╔══
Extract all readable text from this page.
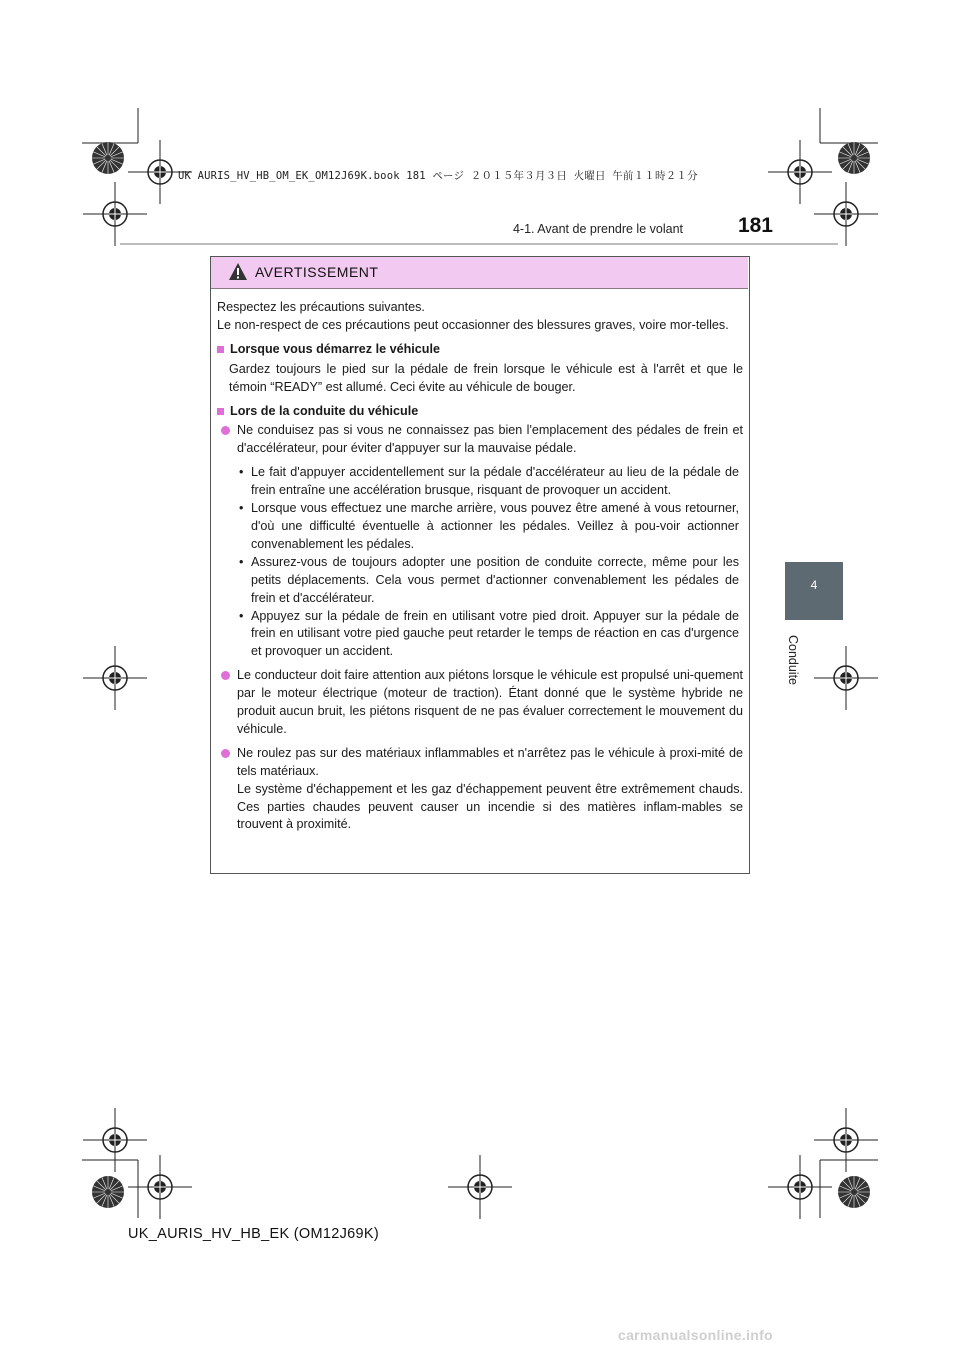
UK AURIS_HV_HB_OM_EK_OM12J69K.book 181 ページ ２０１５年３月３日 火曜日 午前１１時２１分
4-1. Avant de prendre le volant	181
4
Conduite
AVERTISSEMENT

Respectez les précautions suivantes.

Le non-respect de ces précautions peut occasionner des blessures graves, voire mor-telles.

Lorsque vous démarrez le véhicule

Gardez toujours le pied sur la pédale de frein lorsque le véhicule est à l'arrêt et que le témoin “READY” est allumé. Ceci évite au véhicule de bouger.

Lors de la conduite du véhicule
Ne conduisez pas si vous ne connaissez pas bien l'emplacement des pédales de frein et d'accélérateur, pour éviter d'appuyer sur la mauvaise pédale.
• Le fait d'appuyer accidentellement sur la pédale d'accélérateur au lieu de la pédale de frein entraîne une accélération brusque, risquant de provoquer un accident.
• Lorsque vous effectuez une marche arrière, vous pouvez être amené à vous retourner, d'où une difficulté éventuelle à actionner les pédales. Veillez à pou-voir actionner convenablement les pédales.
• Assurez-vous de toujours adopter une position de conduite correcte, même pour les petits déplacements. Cela vous permet d'actionner convenablement les pédales de frein et d'accélérateur.
• Appuyez sur la pédale de frein en utilisant votre pied droit. Appuyer sur la pédale de frein en utilisant votre pied gauche peut retarder le temps de réaction en cas d'urgence et provoquer un accident.
Le conducteur doit faire attention aux piétons lorsque le véhicule est propulsé uni-quement par le moteur électrique (moteur de traction). Étant donné que le système hybride ne produit aucun bruit, les piétons risquent de ne pas évaluer correctement le mouvement du véhicule.
Ne roulez pas sur des matériaux inflammables et n'arrêtez pas le véhicule à proxi-mité de tels matériaux.
Le système d'échappement et les gaz d'échappement peuvent être extrêmement chauds. Ces parties chaudes peuvent causer un incendie si des matières inflam-mables se trouvent à proximité.
UK_AURIS_HV_HB_EK (OM12J69K)
carmanualsonline.info
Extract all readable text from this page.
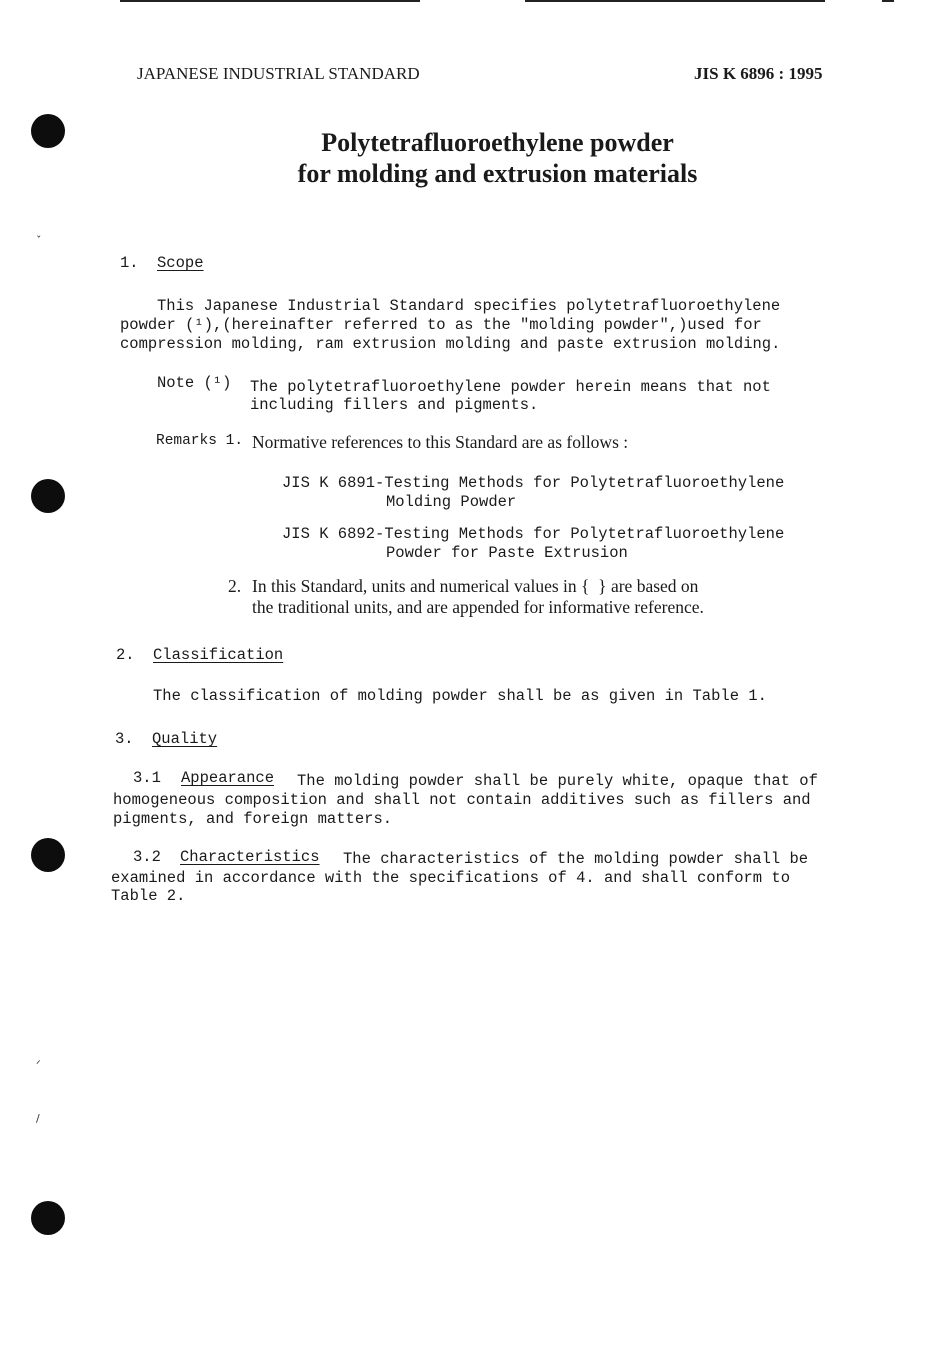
ˇ
ᐟ
/
JAPANESE INDUSTRIAL STANDARD	JIS K 6896 : 1995
Polytetrafluoroethylene powder
for molding and extrusion materials
1. Scope
This Japanese Industrial Standard specifies polytetrafluoroethylene
powder (¹),(hereinafter referred to as the "molding powder",)used for
compression molding, ram extrusion molding and paste extrusion molding.
Note (¹) The polytetrafluoroethylene powder herein means that not
including fillers and pigments.
Remarks 1. Normative references to this Standard are as follows :
JIS K 6891-Testing Methods for Polytetrafluoroethylene
Molding Powder
JIS K 6892-Testing Methods for Polytetrafluoroethylene
Powder for Paste Extrusion
2. In this Standard, units and numerical values in {  } are based on
the traditional units, and are appended for informative reference.
2. Classification
The classification of molding powder shall be as given in Table 1.
3. Quality
3.1 Appearance The molding powder shall be purely white, opaque that of
homogeneous composition and shall not contain additives such as fillers and
pigments, and foreign matters.
3.2 Characteristics The characteristics of the molding powder shall be
examined in accordance with the specifications of 4. and shall conform to
Table 2.
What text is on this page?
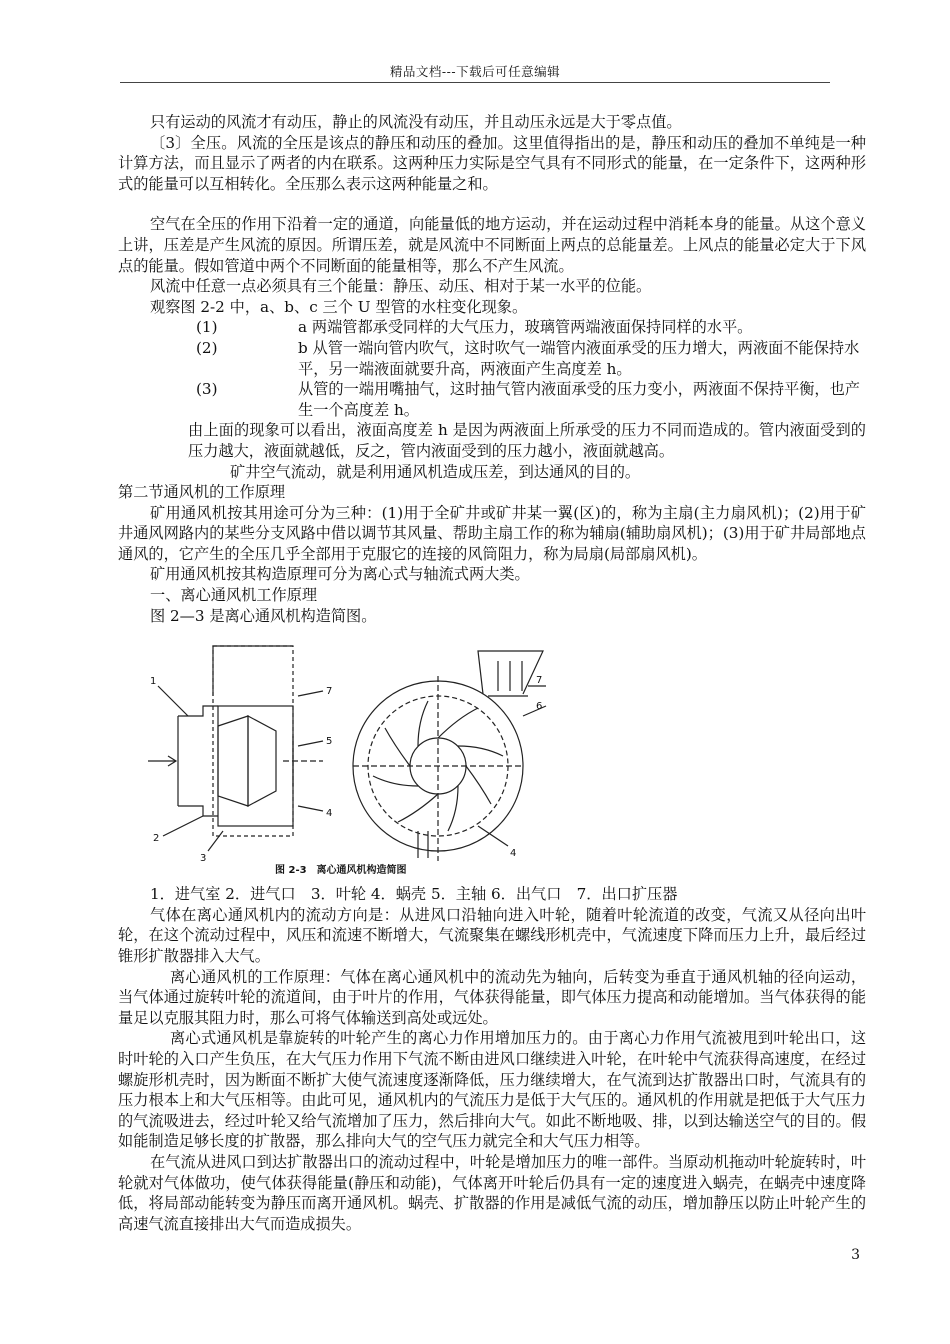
精品文档---下载后可任意编辑

只有运动的风流才有动压，静止的风流没有动压，并且动压永远是大于零点值。

〔3〕全压。风流的全压是该点的静压和动压的叠加。这里值得指出的是，静压和动压的叠加不单纯是一种计算方法，而且显示了两者的内在联系。这两种压力实际是空气具有不同形式的能量，在一定条件下，这两种形式的能量可以互相转化。全压那么表示这两种能量之和。

空气在全压的作用下沿着一定的通道，向能量低的地方运动，并在运动过程中消耗本身的能量。从这个意义上讲，压差是产生风流的原因。所谓压差，就是风流中不同断面上两点的总能量差。上风点的能量必定大于下风点的能量。假如管道中两个不同断面的能量相等，那么不产生风流。

风流中任意一点必须具有三个能量：静压、动压、相对于某一水平的位能。

观察图 2-2 中，a、b、c 三个 U 型管的水柱变化现象。

(1)	a 两端管都承受同样的大气压力，玻璃管两端液面保持同样的水平。
(2)	b 从管一端向管内吹气，这时吹气一端管内液面承受的压力增大，两液面不能保持水平，另一端液面就要升高，两液面产生高度差 h。
(3)	从管的一端用嘴抽气，这时抽气管内液面承受的压力变小，两液面不保持平衡，也产生一个高度差 h。

由上面的现象可以看出，液面高度差 h 是因为两液面上所承受的压力不同而造成的。管内液面受到的压力越大，液面就越低，反之，管内液面受到的压力越小，液面就越高。

矿井空气流动，就是利用通风机造成压差，到达通风的目的。

第二节通风机的工作原理

矿用通风机按其用途可分为三种：(1)用于全矿井或矿井某一翼(区)的，称为主扇(主力扇风机)；(2)用于矿井通风网路内的某些分支风路中借以调节其风量、帮助主扇工作的称为辅扇(辅助扇风机)；(3)用于矿井局部地点通风的，它产生的全压几乎全部用于克服它的连接的风筒阻力，称为局扇(局部扇风机)。

矿用通风机按其构造原理可分为离心式与轴流式两大类。

一、离心通风机工作原理

图 2—3 是离心通风机构造简图。

1
2
3
4
5
7
7
6
4
图 2-3　离心通风机构造简图

1．进气室 2．进气口　3．叶轮 4．蜗壳 5．主轴 6．出气口　7．出口扩压器

气体在离心通风机内的流动方向是：从进风口沿轴向进入叶轮，随着叶轮流道的改变，气流又从径向出叶轮，在这个流动过程中，风压和流速不断增大，气流聚集在螺线形机壳中，气流速度下降而压力上升，最后经过锥形扩散器排入大气。

离心通风机的工作原理：气体在离心通风机中的流动先为轴向，后转变为垂直于通风机轴的径向运动，当气体通过旋转叶轮的流道间，由于叶片的作用，气体获得能量，即气体压力提高和动能增加。当气体获得的能量足以克服其阻力时，那么可将气体输送到高处或远处。

离心式通风机是靠旋转的叶轮产生的离心力作用增加压力的。由于离心力作用气流被甩到叶轮出口，这时叶轮的入口产生负压，在大气压力作用下气流不断由进风口继续进入叶轮，在叶轮中气流获得高速度，在经过螺旋形机壳时，因为断面不断扩大使气流速度逐渐降低，压力继续增大，在气流到达扩散器出口时，气流具有的压力根本上和大气压相等。由此可见，通风机内的气流压力是低于大气压的。通风机的作用就是把低于大气压力的气流吸进去，经过叶轮又给气流增加了压力，然后排向大气。如此不断地吸、排，以到达输送空气的目的。假如能制造足够长度的扩散器，那么排向大气的空气压力就完全和大气压力相等。

在气流从进风口到达扩散器出口的流动过程中，叶轮是增加压力的唯一部件。当原动机拖动叶轮旋转时，叶轮就对气体做功，使气体获得能量(静压和动能)，气体离开叶轮后仍具有一定的速度进入蜗壳，在蜗壳中速度降低，将局部动能转变为静压而离开通风机。蜗壳、扩散器的作用是减低气流的动压，增加静压以防止叶轮产生的高速气流直接排出大气而造成损失。

3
╚══
Exercise prompt: Lines holding the word "provoquer" should be counted across the entries; state only how many there are.

Task result: 2